» **OBJECTIVE**: Repeat each record exactly. Any picture gets left out.

# START OF MATERIAL PROVIDED

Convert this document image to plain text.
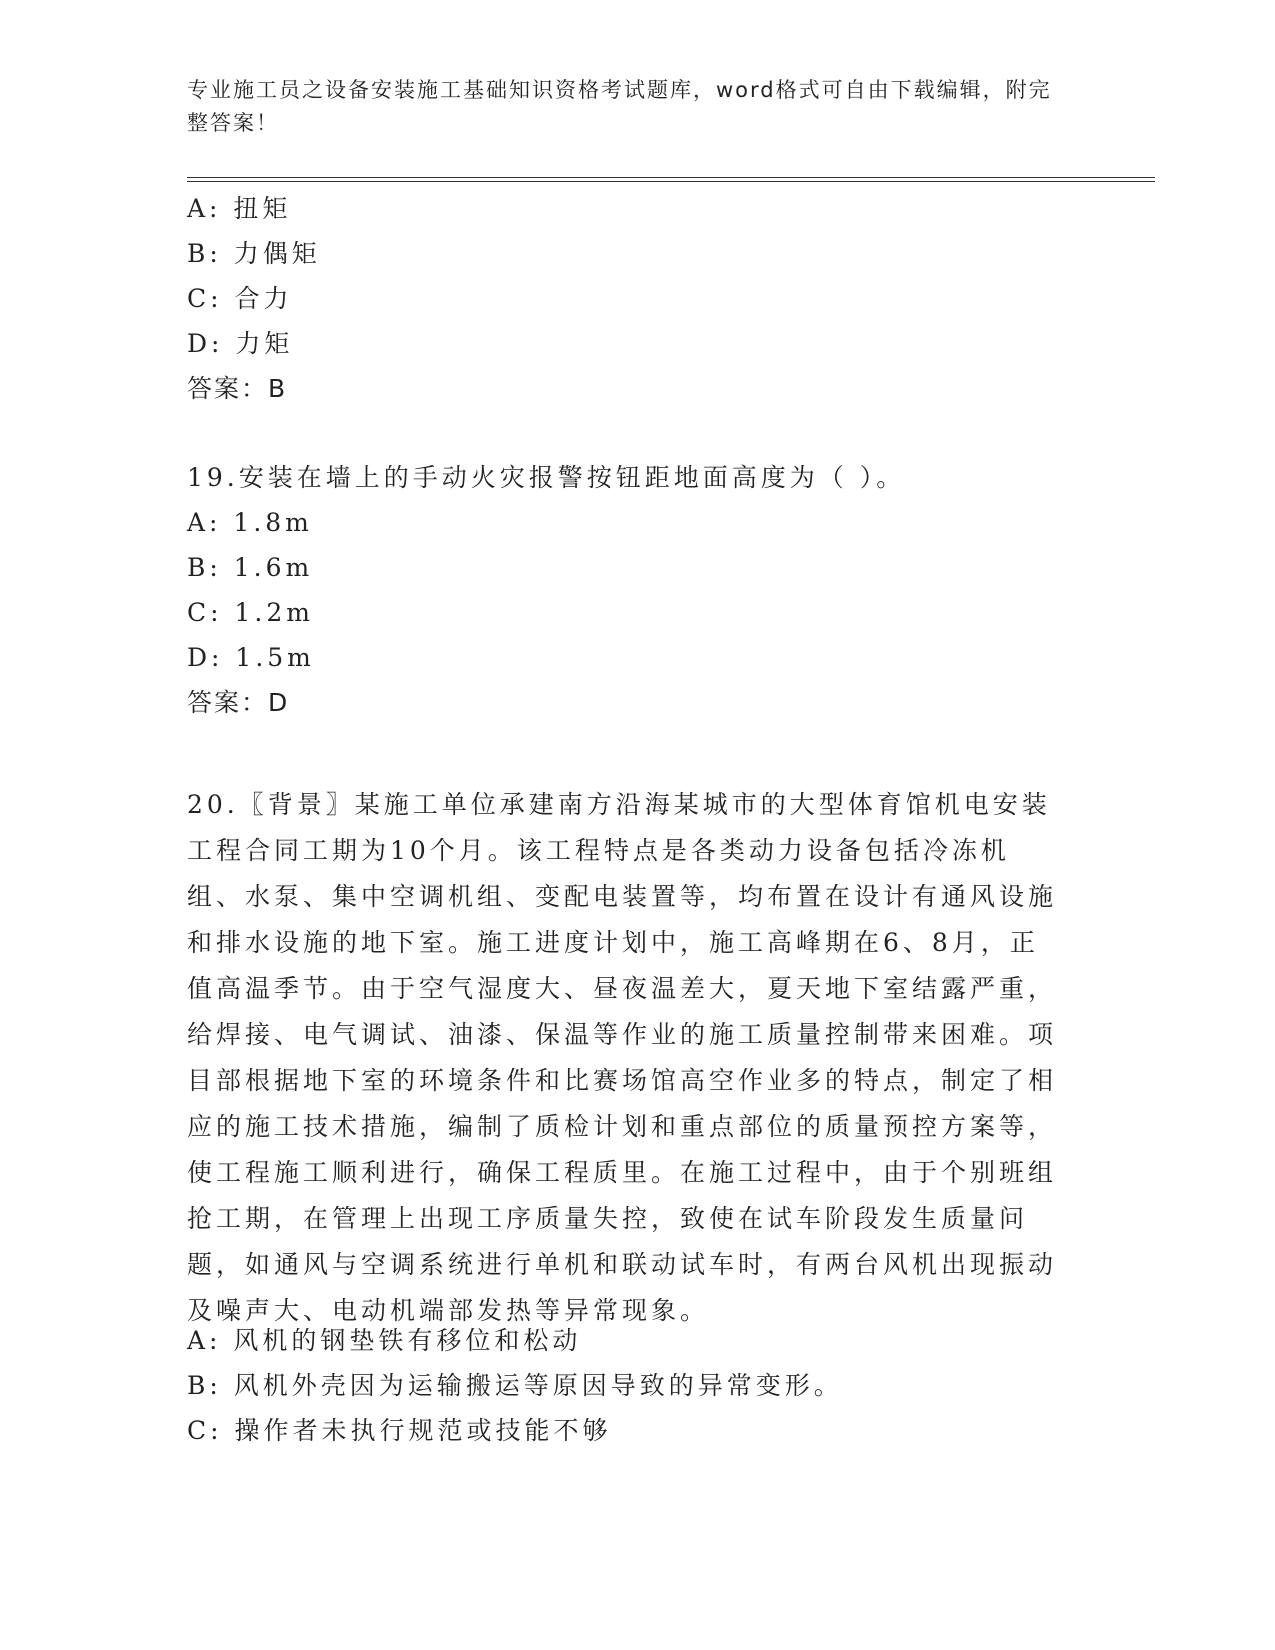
专业施工员之设备安装施工基础知识资格考试题库，word格式可自由下载编辑，附完整答案！
A: 扭矩
B: 力偶矩
C: 合力
D: 力矩
答案：B
19.安装在墙上的手动火灾报警按钮距地面高度为（ ）。
A: 1.8m
B: 1.6m
C: 1.2m
D: 1.5m
答案：D
20.〖背景〗某施工单位承建南方沿海某城市的大型体育馆机电安装工程合同工期为10个月。该工程特点是各类动力设备包括冷冻机组、水泵、集中空调机组、变配电装置等，均布置在设计有通风设施和排水设施的地下室。施工进度计划中，施工高峰期在6、8月，正值高温季节。由于空气湿度大、昼夜温差大，夏天地下室结露严重，给焊接、电气调试、油漆、保温等作业的施工质量控制带来困难。项目部根据地下室的环境条件和比赛场馆高空作业多的特点，制定了相应的施工技术措施，编制了质检计划和重点部位的质量预控方案等，使工程施工顺利进行，确保工程质里。在施工过程中，由于个别班组抢工期，在管理上出现工序质量失控，致使在试车阶段发生质量问题，如通风与空调系统进行单机和联动试车时，有两台风机出现振动及噪声大、电动机端部发热等异常现象。
A: 风机的钢垫铁有移位和松动
B: 风机外壳因为运输搬运等原因导致的异常变形。
C: 操作者未执行规范或技能不够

# END OF MATERIAL PROVIDED

» **RESULT OF THIS TASK**:
Convert this document image to plain text.
专业施工员之设备安装施工基础知识资格考试题库，word格式可自由下载编辑，附完整答案！
A: 扭矩
B: 力偶矩
C: 合力
D: 力矩
答案：B
19.安装在墙上的手动火灾报警按钮距地面高度为（ ）。
A: 1.8m
B: 1.6m
C: 1.2m
D: 1.5m
答案：D
20.〖背景〗某施工单位承建南方沿海某城市的大型体育馆机电安装工程合同工期为10个月。该工程特点是各类动力设备包括冷冻机组、水泵、集中空调机组、变配电装置等，均布置在设计有通风设施和排水设施的地下室。施工进度计划中，施工高峰期在6、8月，正值高温季节。由于空气湿度大、昼夜温差大，夏天地下室结露严重，给焊接、电气调试、油漆、保温等作业的施工质量控制带来困难。项目部根据地下室的环境条件和比赛场馆高空作业多的特点，制定了相应的施工技术措施，编制了质检计划和重点部位的质量预控方案等，使工程施工顺利进行，确保工程质里。在施工过程中，由于个别班组抢工期，在管理上出现工序质量失控，致使在试车阶段发生质量问题，如通风与空调系统进行单机和联动试车时，有两台风机出现振动及噪声大、电动机端部发热等异常现象。
A: 风机的钢垫铁有移位和松动
B: 风机外壳因为运输搬运等原因导致的异常变形。
C: 操作者未执行规范或技能不够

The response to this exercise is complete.